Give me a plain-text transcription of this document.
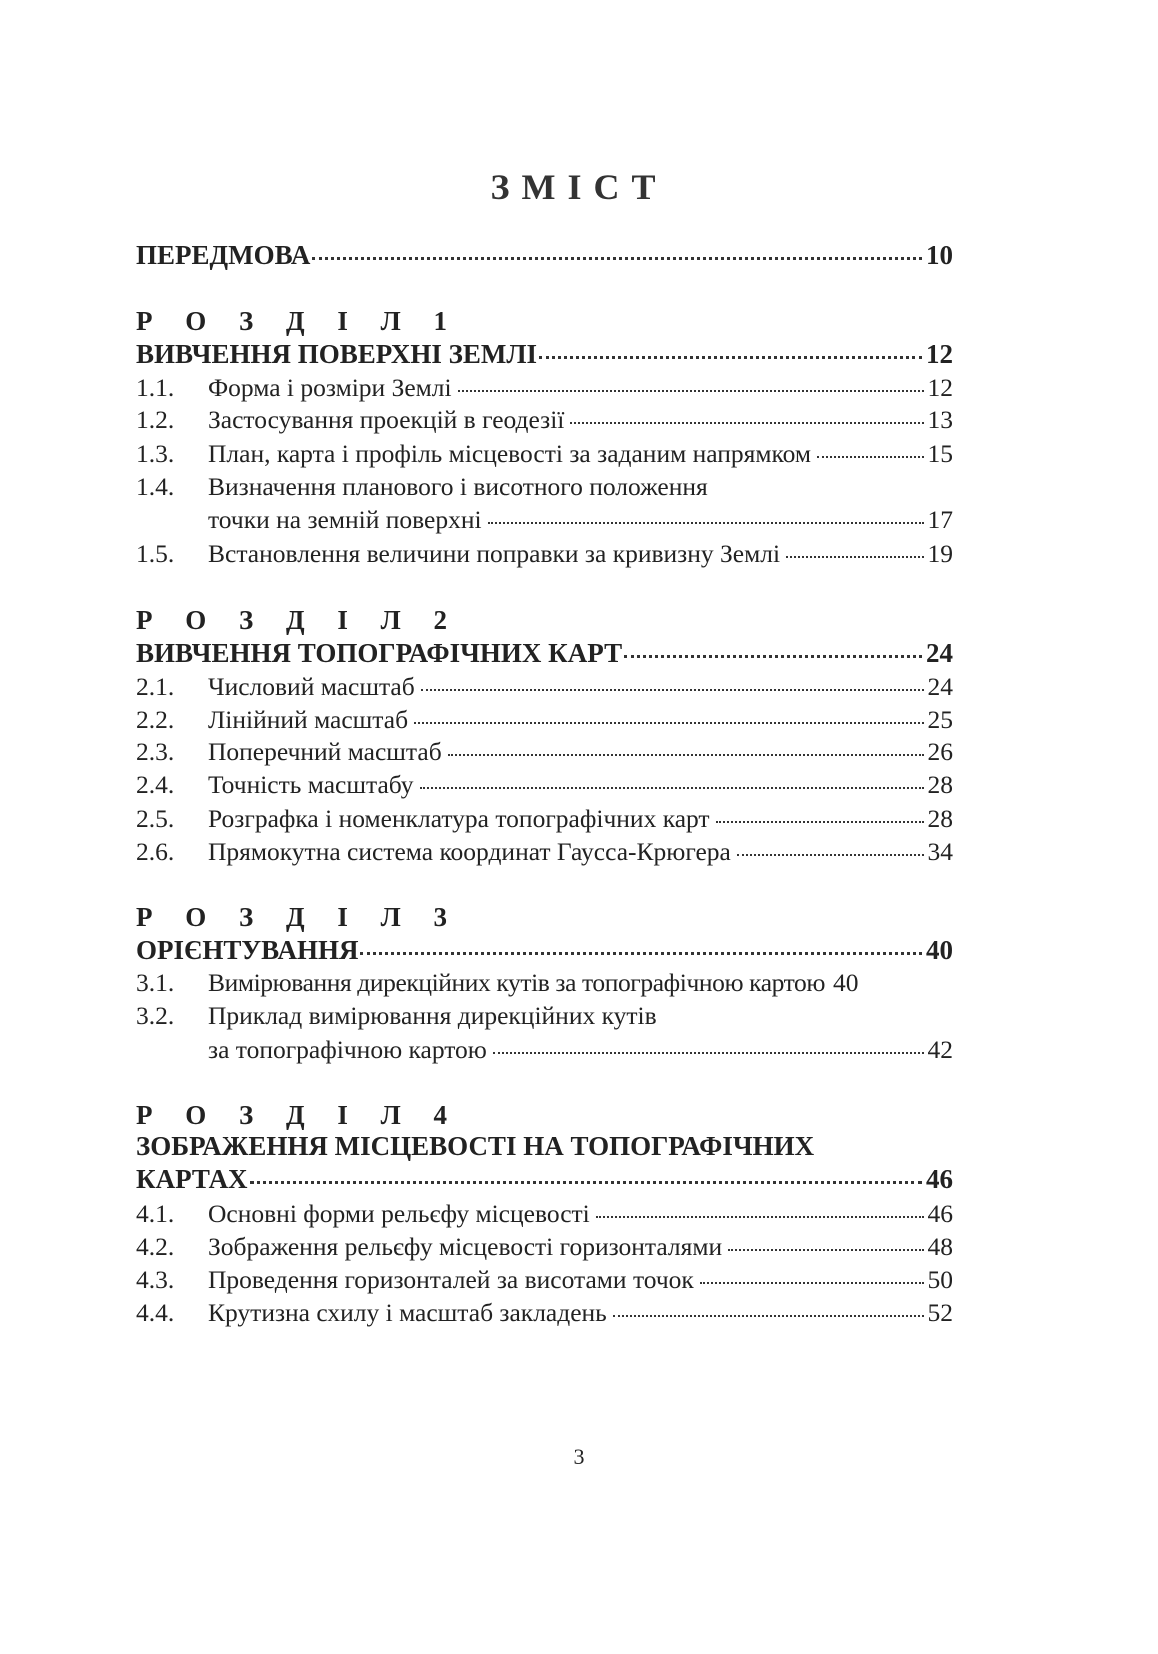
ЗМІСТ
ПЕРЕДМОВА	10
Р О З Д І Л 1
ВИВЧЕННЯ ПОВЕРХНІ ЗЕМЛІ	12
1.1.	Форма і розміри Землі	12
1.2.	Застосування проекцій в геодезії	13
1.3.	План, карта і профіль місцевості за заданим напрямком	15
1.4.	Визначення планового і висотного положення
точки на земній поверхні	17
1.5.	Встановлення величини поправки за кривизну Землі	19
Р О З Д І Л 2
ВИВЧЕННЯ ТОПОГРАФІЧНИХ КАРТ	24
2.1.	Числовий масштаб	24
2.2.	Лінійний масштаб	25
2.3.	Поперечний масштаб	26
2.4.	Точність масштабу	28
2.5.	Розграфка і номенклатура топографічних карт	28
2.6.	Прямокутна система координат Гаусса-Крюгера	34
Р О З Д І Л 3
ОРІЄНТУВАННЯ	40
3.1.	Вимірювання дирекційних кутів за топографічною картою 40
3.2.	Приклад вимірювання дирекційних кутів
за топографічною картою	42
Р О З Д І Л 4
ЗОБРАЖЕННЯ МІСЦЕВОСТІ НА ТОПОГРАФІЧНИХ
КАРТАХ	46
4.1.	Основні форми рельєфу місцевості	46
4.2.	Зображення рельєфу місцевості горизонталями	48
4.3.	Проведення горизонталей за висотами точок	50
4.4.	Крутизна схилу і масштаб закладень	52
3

**Exercise prompt**
Gather every line from the listing above in which the word "ВИВЧЕННЯ" appears.

**The output**
ВИВЧЕННЯ ПОВЕРХНІ ЗЕМЛІ	12
ВИВЧЕННЯ ТОПОГРАФІЧНИХ КАРТ	24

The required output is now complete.